• THE REQUEST: Exact repetition of every entry is required.
— start of RECORDS FOR THIS TASK —
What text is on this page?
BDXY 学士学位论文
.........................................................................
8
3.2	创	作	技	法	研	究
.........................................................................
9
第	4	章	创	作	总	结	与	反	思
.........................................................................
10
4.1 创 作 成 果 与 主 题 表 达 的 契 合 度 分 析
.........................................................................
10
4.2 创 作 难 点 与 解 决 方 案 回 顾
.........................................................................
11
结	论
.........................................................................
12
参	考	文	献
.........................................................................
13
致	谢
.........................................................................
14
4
— end of RECORDS FOR THIS TASK —
• THE RESPONSE:
What text is on this page?
BDXY 学士学位论文
.........................................................................
8
3.2	创	作	技	法	研	究
.........................................................................
9
第	4	章	创	作	总	结	与	反	思
.........................................................................
10
4.1 创 作 成 果 与 主 题 表 达 的 契 合 度 分 析
.........................................................................
10
4.2 创 作 难 点 与 解 决 方 案 回 顾
.........................................................................
11
结	论
.........................................................................
12
参	考	文	献
.........................................................................
13
致	谢
.........................................................................
14
4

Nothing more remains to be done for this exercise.